## [Written instruction]
Omit all pictures, then retype the data exactly as given.

## [The data]
* Begin *

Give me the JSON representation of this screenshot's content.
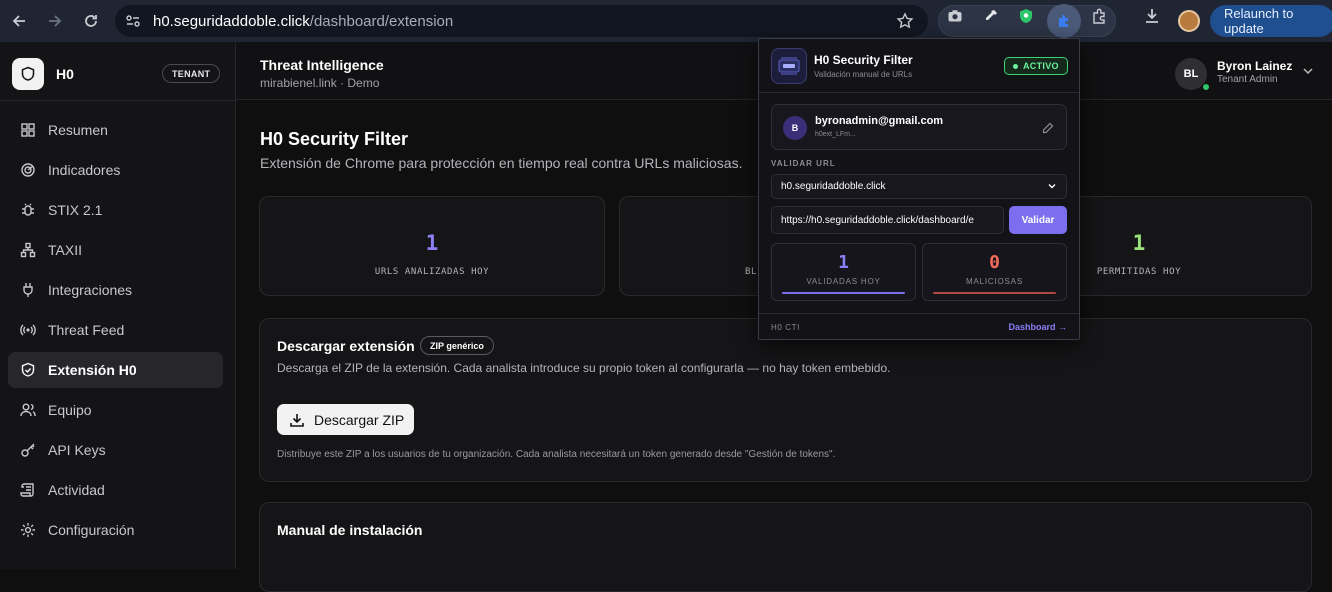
{
  "browser": {
    "url_host": "h0.seguridaddoble.click",
    "url_path": "/dashboard/extension",
    "relaunch_label": "Relaunch to update"
  },
  "sidebar": {
    "brand": "H0",
    "tenant_badge": "TENANT",
    "items": [
      {
        "label": "Resumen",
        "icon": "grid-icon",
        "active": false
      },
      {
        "label": "Indicadores",
        "icon": "radar-icon",
        "active": false
      },
      {
        "label": "STIX 2.1",
        "icon": "bug-icon",
        "active": false
      },
      {
        "label": "TAXII",
        "icon": "network-icon",
        "active": false
      },
      {
        "label": "Integraciones",
        "icon": "plug-icon",
        "active": false
      },
      {
        "label": "Threat Feed",
        "icon": "broadcast-icon",
        "active": false
      },
      {
        "label": "Extensión H0",
        "icon": "shield-icon",
        "active": true
      },
      {
        "label": "Equipo",
        "icon": "users-icon",
        "active": false
      },
      {
        "label": "API Keys",
        "icon": "key-icon",
        "active": false
      },
      {
        "label": "Actividad",
        "icon": "scroll-icon",
        "active": false
      },
      {
        "label": "Configuración",
        "icon": "gear-icon",
        "active": false
      }
    ]
  },
  "header": {
    "title": "Threat Intelligence",
    "subtitle": "mirabienel.link · Demo",
    "user_initials": "BL",
    "user_name": "Byron Lainez",
    "user_role": "Tenant Admin"
  },
  "main": {
    "title": "H0 Security Filter",
    "subtitle": "Extensión de Chrome para protección en tiempo real contra URLs maliciosas.",
    "stats": [
      {
        "value": "1",
        "label": "URLS ANALIZADAS HOY",
        "color": "#8b7ff5"
      },
      {
        "value": "",
        "label": "BL",
        "color": "#e8e8ea"
      },
      {
        "value": "1",
        "label": "PERMITIDAS HOY",
        "color": "#9be07a"
      }
    ],
    "download": {
      "title": "Descargar extensión",
      "badge": "ZIP genérico",
      "description": "Descarga el ZIP de la extensión. Cada analista introduce su propio token al configurarla — no hay token embebido.",
      "button": "Descargar ZIP",
      "note": "Distribuye este ZIP a los usuarios de tu organización. Cada analista necesitará un token generado desde \"Gestión de tokens\"."
    },
    "manual": {
      "title": "Manual de instalación"
    }
  },
  "popup": {
    "title": "H0 Security Filter",
    "subtitle": "Validación manual de URLs",
    "status": "ACTIVO",
    "account_initial": "B",
    "account_email": "byronadmin@gmail.com",
    "account_token": "h0ext_LFm...",
    "section_label": "VALIDAR URL",
    "selected_host": "h0.seguridaddoble.click",
    "url_value": "https://h0.seguridaddoble.click/dashboard/e",
    "validate_button": "Validar",
    "validated_value": "1",
    "validated_label": "VALIDADAS HOY",
    "malicious_value": "0",
    "malicious_label": "MALICIOSAS",
    "footer_left": "H0 CTI",
    "footer_right": "Dashboard →"
  },
  "colors": {
    "accent": "#8b7ff5",
    "ok": "#9be07a",
    "danger": "#f26b5b",
    "active_green": "#6ef29a"
  }
}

* End *

## [Output of the exercise]
Give me the JSON representation of this screenshot's content.
{
  "browser": {
    "url_host": "h0.seguridaddoble.click",
    "url_path": "/dashboard/extension",
    "relaunch_label": "Relaunch to update"
  },
  "sidebar": {
    "brand": "H0",
    "tenant_badge": "TENANT",
    "items": [
      {
        "label": "Resumen",
        "icon": "grid-icon",
        "active": false
      },
      {
        "label": "Indicadores",
        "icon": "radar-icon",
        "active": false
      },
      {
        "label": "STIX 2.1",
        "icon": "bug-icon",
        "active": false
      },
      {
        "label": "TAXII",
        "icon": "network-icon",
        "active": false
      },
      {
        "label": "Integraciones",
        "icon": "plug-icon",
        "active": false
      },
      {
        "label": "Threat Feed",
        "icon": "broadcast-icon",
        "active": false
      },
      {
        "label": "Extensión H0",
        "icon": "shield-icon",
        "active": true
      },
      {
        "label": "Equipo",
        "icon": "users-icon",
        "active": false
      },
      {
        "label": "API Keys",
        "icon": "key-icon",
        "active": false
      },
      {
        "label": "Actividad",
        "icon": "scroll-icon",
        "active": false
      },
      {
        "label": "Configuración",
        "icon": "gear-icon",
        "active": false
      }
    ]
  },
  "header": {
    "title": "Threat Intelligence",
    "subtitle": "mirabienel.link · Demo",
    "user_initials": "BL",
    "user_name": "Byron Lainez",
    "user_role": "Tenant Admin"
  },
  "main": {
    "title": "H0 Security Filter",
    "subtitle": "Extensión de Chrome para protección en tiempo real contra URLs maliciosas.",
    "stats": [
      {
        "value": "1",
        "label": "URLS ANALIZADAS HOY",
        "color": "#8b7ff5"
      },
      {
        "value": "",
        "label": "BL",
        "color": "#e8e8ea"
      },
      {
        "value": "1",
        "label": "PERMITIDAS HOY",
        "color": "#9be07a"
      }
    ],
    "download": {
      "title": "Descargar extensión",
      "badge": "ZIP genérico",
      "description": "Descarga el ZIP de la extensión. Cada analista introduce su propio token al configurarla — no hay token embebido.",
      "button": "Descargar ZIP",
      "note": "Distribuye este ZIP a los usuarios de tu organización. Cada analista necesitará un token generado desde \"Gestión de tokens\"."
    },
    "manual": {
      "title": "Manual de instalación"
    }
  },
  "popup": {
    "title": "H0 Security Filter",
    "subtitle": "Validación manual de URLs",
    "status": "ACTIVO",
    "account_initial": "B",
    "account_email": "byronadmin@gmail.com",
    "account_token": "h0ext_LFm...",
    "section_label": "VALIDAR URL",
    "selected_host": "h0.seguridaddoble.click",
    "url_value": "https://h0.seguridaddoble.click/dashboard/e",
    "validate_button": "Validar",
    "validated_value": "1",
    "validated_label": "VALIDADAS HOY",
    "malicious_value": "0",
    "malicious_label": "MALICIOSAS",
    "footer_left": "H0 CTI",
    "footer_right": "Dashboard →"
  },
  "colors": {
    "accent": "#8b7ff5",
    "ok": "#9be07a",
    "danger": "#f26b5b",
    "active_green": "#6ef29a"
  }
}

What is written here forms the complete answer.